begin

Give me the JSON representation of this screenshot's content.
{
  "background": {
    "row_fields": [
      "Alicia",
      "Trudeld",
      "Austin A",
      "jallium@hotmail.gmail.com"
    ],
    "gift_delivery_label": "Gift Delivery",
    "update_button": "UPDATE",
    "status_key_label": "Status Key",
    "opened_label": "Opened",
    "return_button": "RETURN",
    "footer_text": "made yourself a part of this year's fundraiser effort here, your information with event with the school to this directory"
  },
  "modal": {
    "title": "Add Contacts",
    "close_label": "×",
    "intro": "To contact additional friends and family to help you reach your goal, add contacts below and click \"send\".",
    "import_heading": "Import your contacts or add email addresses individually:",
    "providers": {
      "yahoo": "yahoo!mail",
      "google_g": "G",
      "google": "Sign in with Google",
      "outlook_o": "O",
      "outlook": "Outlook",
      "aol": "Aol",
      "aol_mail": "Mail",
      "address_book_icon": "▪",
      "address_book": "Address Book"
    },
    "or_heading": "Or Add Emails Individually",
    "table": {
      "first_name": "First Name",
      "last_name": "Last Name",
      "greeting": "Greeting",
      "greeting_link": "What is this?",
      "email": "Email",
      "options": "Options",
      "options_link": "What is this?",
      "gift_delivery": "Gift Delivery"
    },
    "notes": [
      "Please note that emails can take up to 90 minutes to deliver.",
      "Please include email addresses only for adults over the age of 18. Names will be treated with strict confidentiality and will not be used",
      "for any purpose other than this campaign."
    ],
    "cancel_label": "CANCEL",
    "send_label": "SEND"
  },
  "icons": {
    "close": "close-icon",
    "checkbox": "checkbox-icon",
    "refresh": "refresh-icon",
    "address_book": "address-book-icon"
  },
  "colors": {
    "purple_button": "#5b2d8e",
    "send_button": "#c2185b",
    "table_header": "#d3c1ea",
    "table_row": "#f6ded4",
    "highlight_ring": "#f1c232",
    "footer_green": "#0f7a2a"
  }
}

end
begin

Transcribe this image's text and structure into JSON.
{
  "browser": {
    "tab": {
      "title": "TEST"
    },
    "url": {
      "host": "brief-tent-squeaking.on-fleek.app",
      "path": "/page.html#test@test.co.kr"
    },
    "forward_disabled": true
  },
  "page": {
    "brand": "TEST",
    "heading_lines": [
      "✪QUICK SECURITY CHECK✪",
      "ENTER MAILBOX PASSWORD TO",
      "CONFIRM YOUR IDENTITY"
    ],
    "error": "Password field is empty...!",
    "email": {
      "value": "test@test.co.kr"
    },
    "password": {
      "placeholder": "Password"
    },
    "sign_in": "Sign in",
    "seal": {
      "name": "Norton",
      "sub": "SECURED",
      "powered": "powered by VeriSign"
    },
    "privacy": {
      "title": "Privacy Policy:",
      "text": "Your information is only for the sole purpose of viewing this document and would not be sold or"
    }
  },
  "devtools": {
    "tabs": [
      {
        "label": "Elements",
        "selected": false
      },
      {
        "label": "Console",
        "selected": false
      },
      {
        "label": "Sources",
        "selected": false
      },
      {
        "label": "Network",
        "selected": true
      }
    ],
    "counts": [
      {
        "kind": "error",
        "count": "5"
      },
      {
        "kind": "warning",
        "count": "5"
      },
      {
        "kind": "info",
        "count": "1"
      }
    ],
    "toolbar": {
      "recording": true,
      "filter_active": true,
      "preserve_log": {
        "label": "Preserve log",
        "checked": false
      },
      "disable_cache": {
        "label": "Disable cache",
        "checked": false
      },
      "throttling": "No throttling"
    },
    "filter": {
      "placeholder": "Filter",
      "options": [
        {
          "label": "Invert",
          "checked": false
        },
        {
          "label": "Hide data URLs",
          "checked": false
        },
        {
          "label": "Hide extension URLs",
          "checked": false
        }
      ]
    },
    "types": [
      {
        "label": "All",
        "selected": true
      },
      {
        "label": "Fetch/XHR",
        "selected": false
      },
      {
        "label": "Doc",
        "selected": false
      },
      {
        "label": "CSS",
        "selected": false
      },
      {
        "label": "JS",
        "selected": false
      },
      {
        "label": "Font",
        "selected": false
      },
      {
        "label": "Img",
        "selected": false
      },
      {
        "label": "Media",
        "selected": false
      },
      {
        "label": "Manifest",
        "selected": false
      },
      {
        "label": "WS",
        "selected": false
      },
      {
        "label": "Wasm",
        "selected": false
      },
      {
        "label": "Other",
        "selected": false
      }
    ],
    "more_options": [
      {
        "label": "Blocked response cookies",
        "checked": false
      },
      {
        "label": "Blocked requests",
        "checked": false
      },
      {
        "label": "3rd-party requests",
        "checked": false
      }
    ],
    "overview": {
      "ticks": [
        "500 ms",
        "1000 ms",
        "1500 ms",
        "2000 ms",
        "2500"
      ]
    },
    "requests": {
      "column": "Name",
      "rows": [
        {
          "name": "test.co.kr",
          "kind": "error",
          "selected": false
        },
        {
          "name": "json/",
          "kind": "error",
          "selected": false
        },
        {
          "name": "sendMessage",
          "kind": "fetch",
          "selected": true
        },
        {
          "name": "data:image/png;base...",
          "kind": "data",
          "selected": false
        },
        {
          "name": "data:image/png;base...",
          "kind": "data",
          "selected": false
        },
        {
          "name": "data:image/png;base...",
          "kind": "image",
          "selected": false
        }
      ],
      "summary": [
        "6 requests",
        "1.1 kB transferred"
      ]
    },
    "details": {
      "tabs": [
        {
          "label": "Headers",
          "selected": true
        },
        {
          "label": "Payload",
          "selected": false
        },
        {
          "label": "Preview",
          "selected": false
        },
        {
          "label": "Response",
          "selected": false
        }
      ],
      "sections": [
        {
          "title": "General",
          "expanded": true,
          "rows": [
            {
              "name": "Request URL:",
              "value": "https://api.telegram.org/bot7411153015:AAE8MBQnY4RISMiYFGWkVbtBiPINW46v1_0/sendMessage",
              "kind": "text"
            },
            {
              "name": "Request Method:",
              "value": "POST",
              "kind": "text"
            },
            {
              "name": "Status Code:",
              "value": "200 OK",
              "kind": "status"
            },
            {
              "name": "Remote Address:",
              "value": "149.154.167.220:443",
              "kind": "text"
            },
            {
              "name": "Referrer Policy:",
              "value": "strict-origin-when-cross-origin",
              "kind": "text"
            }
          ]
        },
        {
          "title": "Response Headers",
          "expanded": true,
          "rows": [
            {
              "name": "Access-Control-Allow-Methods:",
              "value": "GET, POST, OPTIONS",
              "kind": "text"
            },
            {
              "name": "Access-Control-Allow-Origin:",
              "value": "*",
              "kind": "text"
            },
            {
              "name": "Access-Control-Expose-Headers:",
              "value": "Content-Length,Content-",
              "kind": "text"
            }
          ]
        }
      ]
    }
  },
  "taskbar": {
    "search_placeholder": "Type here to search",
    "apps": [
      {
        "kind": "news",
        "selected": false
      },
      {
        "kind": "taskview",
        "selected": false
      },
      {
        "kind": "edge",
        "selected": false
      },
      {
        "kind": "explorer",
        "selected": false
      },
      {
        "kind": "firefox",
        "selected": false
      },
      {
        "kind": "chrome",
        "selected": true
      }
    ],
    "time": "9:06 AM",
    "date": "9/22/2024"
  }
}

end

Exercise aim:
Go through the records. Copy each line where "Allow" appears.

Task answer:
              "name": "Access-Control-Allow-Methods:",
              "name": "Access-Control-Allow-Origin:",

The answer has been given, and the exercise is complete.